▶ Materials provided:
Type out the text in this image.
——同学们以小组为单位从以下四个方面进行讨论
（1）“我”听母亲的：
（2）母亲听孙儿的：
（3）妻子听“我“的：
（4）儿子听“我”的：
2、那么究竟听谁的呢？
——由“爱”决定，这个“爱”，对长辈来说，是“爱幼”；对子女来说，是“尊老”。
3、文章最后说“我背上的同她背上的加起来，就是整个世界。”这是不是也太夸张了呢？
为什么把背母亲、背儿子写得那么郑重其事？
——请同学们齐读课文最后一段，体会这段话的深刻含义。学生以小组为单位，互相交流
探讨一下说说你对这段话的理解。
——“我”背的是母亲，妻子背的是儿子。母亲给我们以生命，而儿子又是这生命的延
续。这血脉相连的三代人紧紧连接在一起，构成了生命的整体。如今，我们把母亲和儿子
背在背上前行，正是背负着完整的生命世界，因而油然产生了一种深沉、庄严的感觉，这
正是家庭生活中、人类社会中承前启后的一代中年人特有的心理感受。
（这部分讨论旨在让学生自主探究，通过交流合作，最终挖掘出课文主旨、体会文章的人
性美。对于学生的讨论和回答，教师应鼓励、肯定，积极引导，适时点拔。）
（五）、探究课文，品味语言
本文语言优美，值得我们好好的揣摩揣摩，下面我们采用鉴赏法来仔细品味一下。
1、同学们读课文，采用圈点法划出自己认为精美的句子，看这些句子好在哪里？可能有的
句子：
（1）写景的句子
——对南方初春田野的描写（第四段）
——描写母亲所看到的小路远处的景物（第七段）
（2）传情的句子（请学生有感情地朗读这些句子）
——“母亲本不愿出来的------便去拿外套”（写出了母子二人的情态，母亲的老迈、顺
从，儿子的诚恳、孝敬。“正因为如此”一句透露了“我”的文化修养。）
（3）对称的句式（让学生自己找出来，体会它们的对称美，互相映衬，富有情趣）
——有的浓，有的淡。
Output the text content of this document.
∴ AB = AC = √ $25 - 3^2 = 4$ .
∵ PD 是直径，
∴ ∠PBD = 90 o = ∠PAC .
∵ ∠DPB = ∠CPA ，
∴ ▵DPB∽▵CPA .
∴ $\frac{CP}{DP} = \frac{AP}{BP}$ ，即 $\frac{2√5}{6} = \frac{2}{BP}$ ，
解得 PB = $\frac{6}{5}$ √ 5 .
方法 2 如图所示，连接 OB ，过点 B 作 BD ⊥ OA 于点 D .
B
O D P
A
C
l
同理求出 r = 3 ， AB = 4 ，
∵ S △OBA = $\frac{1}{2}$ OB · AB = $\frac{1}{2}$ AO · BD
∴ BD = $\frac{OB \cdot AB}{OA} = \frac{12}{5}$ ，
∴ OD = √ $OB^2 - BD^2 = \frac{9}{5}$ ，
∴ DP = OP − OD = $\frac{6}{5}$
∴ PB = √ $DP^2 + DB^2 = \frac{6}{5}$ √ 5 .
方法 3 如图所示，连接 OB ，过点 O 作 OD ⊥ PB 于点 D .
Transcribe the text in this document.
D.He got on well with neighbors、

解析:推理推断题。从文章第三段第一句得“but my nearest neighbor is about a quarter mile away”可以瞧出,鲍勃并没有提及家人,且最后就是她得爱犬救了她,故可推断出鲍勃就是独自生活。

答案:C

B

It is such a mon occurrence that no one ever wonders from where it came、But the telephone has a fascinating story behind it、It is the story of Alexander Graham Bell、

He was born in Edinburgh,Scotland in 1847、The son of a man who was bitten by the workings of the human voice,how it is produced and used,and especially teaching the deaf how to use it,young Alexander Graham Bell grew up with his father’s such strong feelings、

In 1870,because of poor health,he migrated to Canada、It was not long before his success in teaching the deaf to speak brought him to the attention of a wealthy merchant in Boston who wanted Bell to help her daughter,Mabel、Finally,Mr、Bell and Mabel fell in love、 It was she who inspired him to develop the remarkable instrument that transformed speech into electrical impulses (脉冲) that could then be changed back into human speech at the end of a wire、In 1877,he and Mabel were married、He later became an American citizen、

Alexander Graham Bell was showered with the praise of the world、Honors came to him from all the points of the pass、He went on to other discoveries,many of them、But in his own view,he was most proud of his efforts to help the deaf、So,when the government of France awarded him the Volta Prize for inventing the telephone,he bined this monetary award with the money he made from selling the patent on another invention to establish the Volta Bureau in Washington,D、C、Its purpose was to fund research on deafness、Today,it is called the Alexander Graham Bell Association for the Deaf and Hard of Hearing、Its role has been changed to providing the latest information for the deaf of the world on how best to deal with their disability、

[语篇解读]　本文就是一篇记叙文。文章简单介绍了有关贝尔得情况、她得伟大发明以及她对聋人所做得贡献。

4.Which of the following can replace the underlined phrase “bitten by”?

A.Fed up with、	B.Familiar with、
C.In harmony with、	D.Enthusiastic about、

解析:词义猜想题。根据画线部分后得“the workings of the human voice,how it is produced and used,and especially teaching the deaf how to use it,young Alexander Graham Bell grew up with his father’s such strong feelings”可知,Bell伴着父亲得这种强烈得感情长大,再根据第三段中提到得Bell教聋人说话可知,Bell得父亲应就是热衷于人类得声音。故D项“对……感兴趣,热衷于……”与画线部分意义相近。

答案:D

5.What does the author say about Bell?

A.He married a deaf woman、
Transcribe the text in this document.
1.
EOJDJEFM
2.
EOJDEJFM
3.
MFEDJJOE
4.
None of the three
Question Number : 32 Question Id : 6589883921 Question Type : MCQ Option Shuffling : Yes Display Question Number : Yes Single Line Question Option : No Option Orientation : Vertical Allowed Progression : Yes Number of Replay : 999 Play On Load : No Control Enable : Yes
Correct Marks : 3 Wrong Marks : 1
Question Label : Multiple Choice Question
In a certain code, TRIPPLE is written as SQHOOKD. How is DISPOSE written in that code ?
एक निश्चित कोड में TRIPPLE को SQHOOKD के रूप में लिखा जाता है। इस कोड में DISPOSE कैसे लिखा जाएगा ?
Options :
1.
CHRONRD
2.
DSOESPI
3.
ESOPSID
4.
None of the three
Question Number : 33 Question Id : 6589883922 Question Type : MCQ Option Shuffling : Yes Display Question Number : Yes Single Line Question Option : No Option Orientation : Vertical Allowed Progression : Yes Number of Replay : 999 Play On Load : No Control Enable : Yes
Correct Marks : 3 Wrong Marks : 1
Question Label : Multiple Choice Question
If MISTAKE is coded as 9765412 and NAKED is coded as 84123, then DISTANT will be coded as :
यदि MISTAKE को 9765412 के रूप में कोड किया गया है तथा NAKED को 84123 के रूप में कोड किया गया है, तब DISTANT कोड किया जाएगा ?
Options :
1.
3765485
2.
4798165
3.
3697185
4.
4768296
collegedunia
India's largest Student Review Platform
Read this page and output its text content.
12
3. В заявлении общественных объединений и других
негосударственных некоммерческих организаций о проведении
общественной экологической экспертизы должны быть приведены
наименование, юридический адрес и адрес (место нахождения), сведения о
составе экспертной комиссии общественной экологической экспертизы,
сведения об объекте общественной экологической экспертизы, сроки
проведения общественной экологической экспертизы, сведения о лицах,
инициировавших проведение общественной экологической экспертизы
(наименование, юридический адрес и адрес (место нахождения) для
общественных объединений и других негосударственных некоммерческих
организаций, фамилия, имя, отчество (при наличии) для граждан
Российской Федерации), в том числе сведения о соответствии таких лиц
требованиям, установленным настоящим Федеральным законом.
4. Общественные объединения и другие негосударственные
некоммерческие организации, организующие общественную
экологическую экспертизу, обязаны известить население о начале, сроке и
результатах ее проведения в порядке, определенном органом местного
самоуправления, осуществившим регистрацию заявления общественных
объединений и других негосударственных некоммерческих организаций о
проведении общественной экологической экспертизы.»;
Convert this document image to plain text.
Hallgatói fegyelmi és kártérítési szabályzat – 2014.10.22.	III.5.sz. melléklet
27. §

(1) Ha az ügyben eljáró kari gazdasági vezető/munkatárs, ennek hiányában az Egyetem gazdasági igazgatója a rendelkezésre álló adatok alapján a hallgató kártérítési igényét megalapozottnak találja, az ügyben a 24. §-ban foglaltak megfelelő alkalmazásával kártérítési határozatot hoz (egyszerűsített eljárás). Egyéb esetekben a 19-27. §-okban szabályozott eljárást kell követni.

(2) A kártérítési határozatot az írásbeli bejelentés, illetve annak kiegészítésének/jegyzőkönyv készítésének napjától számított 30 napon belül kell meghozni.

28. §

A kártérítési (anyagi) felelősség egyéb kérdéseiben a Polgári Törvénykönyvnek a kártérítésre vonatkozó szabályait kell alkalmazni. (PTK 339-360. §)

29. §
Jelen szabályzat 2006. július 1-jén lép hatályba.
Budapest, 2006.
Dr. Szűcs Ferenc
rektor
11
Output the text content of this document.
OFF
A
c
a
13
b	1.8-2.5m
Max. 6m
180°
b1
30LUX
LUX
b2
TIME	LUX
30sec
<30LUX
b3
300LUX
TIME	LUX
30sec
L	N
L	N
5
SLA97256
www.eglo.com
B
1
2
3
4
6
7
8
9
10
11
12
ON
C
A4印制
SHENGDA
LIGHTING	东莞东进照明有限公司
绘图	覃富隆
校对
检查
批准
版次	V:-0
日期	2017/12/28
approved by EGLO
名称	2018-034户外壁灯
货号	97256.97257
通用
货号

▶ Required task:
Show every line from the entries above in which "Question" appears.

▶ Solution:
Question Number : 32 Question Id : 6589883921 Question Type : MCQ Option Shuffling : Yes Display Question Number : Yes Single Line Question Option : No Option Orientation : Vertical Allowed Progression : Yes Number of Replay : 999 Play On Load : No Control Enable : Yes
Question Label : Multiple Choice Question
Question Number : 33 Question Id : 6589883922 Question Type : MCQ Option Shuffling : Yes Display Question Number : Yes Single Line Question Option : No Option Orientation : Vertical Allowed Progression : Yes Number of Replay : 999 Play On Load : No Control Enable : Yes
Question Label : Multiple Choice Question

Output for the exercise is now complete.